Give back the whole listing exactly as shown.

[Data entries]
****************
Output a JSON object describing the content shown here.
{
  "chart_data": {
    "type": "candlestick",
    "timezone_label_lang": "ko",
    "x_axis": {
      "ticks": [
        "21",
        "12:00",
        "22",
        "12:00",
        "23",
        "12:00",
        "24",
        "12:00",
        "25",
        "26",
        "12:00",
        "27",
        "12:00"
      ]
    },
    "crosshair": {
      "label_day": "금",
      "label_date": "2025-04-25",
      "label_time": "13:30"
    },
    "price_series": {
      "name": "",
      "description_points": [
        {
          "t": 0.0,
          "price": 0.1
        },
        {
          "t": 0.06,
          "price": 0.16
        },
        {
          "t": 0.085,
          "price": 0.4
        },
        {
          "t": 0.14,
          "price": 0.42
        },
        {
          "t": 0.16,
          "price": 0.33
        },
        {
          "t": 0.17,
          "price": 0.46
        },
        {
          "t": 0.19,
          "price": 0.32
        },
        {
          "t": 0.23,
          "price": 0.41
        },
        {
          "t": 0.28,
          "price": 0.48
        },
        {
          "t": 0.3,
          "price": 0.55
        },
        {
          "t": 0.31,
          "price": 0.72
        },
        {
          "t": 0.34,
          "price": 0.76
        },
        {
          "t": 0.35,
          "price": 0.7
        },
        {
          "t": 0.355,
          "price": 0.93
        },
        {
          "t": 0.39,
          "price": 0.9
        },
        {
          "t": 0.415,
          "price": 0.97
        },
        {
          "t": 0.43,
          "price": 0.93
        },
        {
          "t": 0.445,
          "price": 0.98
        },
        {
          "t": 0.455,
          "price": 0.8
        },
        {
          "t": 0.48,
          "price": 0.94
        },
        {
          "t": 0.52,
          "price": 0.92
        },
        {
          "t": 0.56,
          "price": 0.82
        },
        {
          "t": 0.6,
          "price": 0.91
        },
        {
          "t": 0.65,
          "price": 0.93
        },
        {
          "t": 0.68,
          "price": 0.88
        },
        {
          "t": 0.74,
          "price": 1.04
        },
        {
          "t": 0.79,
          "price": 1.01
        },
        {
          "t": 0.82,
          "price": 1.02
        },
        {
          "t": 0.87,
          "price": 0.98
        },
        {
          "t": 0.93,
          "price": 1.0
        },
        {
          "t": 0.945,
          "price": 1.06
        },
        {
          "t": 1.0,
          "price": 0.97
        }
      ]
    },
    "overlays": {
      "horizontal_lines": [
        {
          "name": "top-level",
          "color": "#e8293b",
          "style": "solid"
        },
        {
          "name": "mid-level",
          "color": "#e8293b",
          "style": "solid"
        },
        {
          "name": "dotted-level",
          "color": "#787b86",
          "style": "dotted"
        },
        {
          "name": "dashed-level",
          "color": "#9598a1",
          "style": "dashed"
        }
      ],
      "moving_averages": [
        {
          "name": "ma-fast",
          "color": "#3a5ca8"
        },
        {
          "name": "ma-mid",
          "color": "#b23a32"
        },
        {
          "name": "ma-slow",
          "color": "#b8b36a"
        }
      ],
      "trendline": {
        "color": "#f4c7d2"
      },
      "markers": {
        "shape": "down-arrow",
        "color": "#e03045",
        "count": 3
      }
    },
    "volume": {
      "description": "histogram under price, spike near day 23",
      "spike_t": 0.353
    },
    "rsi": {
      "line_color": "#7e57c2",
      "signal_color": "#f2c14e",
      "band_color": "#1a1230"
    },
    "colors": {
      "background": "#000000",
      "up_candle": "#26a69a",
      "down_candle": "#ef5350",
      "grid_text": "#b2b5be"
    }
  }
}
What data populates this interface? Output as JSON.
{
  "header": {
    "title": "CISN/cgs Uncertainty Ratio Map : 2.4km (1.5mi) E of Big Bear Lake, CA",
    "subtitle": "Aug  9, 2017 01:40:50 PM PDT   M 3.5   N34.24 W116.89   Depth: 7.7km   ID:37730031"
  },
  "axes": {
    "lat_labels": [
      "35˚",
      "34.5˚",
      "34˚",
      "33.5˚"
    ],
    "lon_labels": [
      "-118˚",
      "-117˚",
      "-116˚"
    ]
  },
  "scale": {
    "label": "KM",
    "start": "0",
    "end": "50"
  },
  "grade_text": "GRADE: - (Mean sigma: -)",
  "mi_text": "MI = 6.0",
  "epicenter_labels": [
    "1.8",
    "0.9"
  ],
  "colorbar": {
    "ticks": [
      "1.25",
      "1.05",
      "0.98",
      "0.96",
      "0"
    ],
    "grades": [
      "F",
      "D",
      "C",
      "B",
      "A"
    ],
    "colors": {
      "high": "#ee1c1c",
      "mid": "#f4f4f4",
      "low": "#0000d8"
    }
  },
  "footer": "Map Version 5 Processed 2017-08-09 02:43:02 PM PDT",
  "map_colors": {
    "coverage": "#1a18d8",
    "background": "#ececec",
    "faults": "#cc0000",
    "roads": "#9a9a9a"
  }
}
****************
### [The answer]
Output a JSON object describing the content shown here.
{
  "chart_data": {
    "type": "candlestick",
    "timezone_label_lang": "ko",
    "x_axis": {
      "ticks": [
        "21",
        "12:00",
        "22",
        "12:00",
        "23",
        "12:00",
        "24",
        "12:00",
        "25",
        "26",
        "12:00",
        "27",
        "12:00"
      ]
    },
    "crosshair": {
      "label_day": "금",
      "label_date": "2025-04-25",
      "label_time": "13:30"
    },
    "price_series": {
      "name": "",
      "description_points": [
        {
          "t": 0.0,
          "price": 0.1
        },
        {
          "t": 0.06,
          "price": 0.16
        },
        {
          "t": 0.085,
          "price": 0.4
        },
        {
          "t": 0.14,
          "price": 0.42
        },
        {
          "t": 0.16,
          "price": 0.33
        },
        {
          "t": 0.17,
          "price": 0.46
        },
        {
          "t": 0.19,
          "price": 0.32
        },
        {
          "t": 0.23,
          "price": 0.41
        },
        {
          "t": 0.28,
          "price": 0.48
        },
        {
          "t": 0.3,
          "price": 0.55
        },
        {
          "t": 0.31,
          "price": 0.72
        },
        {
          "t": 0.34,
          "price": 0.76
        },
        {
          "t": 0.35,
          "price": 0.7
        },
        {
          "t": 0.355,
          "price": 0.93
        },
        {
          "t": 0.39,
          "price": 0.9
        },
        {
          "t": 0.415,
          "price": 0.97
        },
        {
          "t": 0.43,
          "price": 0.93
        },
        {
          "t": 0.445,
          "price": 0.98
        },
        {
          "t": 0.455,
          "price": 0.8
        },
        {
          "t": 0.48,
          "price": 0.94
        },
        {
          "t": 0.52,
          "price": 0.92
        },
        {
          "t": 0.56,
          "price": 0.82
        },
        {
          "t": 0.6,
          "price": 0.91
        },
        {
          "t": 0.65,
          "price": 0.93
        },
        {
          "t": 0.68,
          "price": 0.88
        },
        {
          "t": 0.74,
          "price": 1.04
        },
        {
          "t": 0.79,
          "price": 1.01
        },
        {
          "t": 0.82,
          "price": 1.02
        },
        {
          "t": 0.87,
          "price": 0.98
        },
        {
          "t": 0.93,
          "price": 1.0
        },
        {
          "t": 0.945,
          "price": 1.06
        },
        {
          "t": 1.0,
          "price": 0.97
        }
      ]
    },
    "overlays": {
      "horizontal_lines": [
        {
          "name": "top-level",
          "color": "#e8293b",
          "style": "solid"
        },
        {
          "name": "mid-level",
          "color": "#e8293b",
          "style": "solid"
        },
        {
          "name": "dotted-level",
          "color": "#787b86",
          "style": "dotted"
        },
        {
          "name": "dashed-level",
          "color": "#9598a1",
          "style": "dashed"
        }
      ],
      "moving_averages": [
        {
          "name": "ma-fast",
          "color": "#3a5ca8"
        },
        {
          "name": "ma-mid",
          "color": "#b23a32"
        },
        {
          "name": "ma-slow",
          "color": "#b8b36a"
        }
      ],
      "trendline": {
        "color": "#f4c7d2"
      },
      "markers": {
        "shape": "down-arrow",
        "color": "#e03045",
        "count": 3
      }
    },
    "volume": {
      "description": "histogram under price, spike near day 23",
      "spike_t": 0.353
    },
    "rsi": {
      "line_color": "#7e57c2",
      "signal_color": "#f2c14e",
      "band_color": "#1a1230"
    },
    "colors": {
      "background": "#000000",
      "up_candle": "#26a69a",
      "down_candle": "#ef5350",
      "grid_text": "#b2b5be"
    }
  }
}
What data populates this interface? Output as JSON.
{
  "header": {
    "title": "CISN/cgs Uncertainty Ratio Map : 2.4km (1.5mi) E of Big Bear Lake, CA",
    "subtitle": "Aug  9, 2017 01:40:50 PM PDT   M 3.5   N34.24 W116.89   Depth: 7.7km   ID:37730031"
  },
  "axes": {
    "lat_labels": [
      "35˚",
      "34.5˚",
      "34˚",
      "33.5˚"
    ],
    "lon_labels": [
      "-118˚",
      "-117˚",
      "-116˚"
    ]
  },
  "scale": {
    "label": "KM",
    "start": "0",
    "end": "50"
  },
  "grade_text": "GRADE: - (Mean sigma: -)",
  "mi_text": "MI = 6.0",
  "epicenter_labels": [
    "1.8",
    "0.9"
  ],
  "colorbar": {
    "ticks": [
      "1.25",
      "1.05",
      "0.98",
      "0.96",
      "0"
    ],
    "grades": [
      "F",
      "D",
      "C",
      "B",
      "A"
    ],
    "colors": {
      "high": "#ee1c1c",
      "mid": "#f4f4f4",
      "low": "#0000d8"
    }
  },
  "footer": "Map Version 5 Processed 2017-08-09 02:43:02 PM PDT",
  "map_colors": {
    "coverage": "#1a18d8",
    "background": "#ececec",
    "faults": "#cc0000",
    "roads": "#9a9a9a"
  }
}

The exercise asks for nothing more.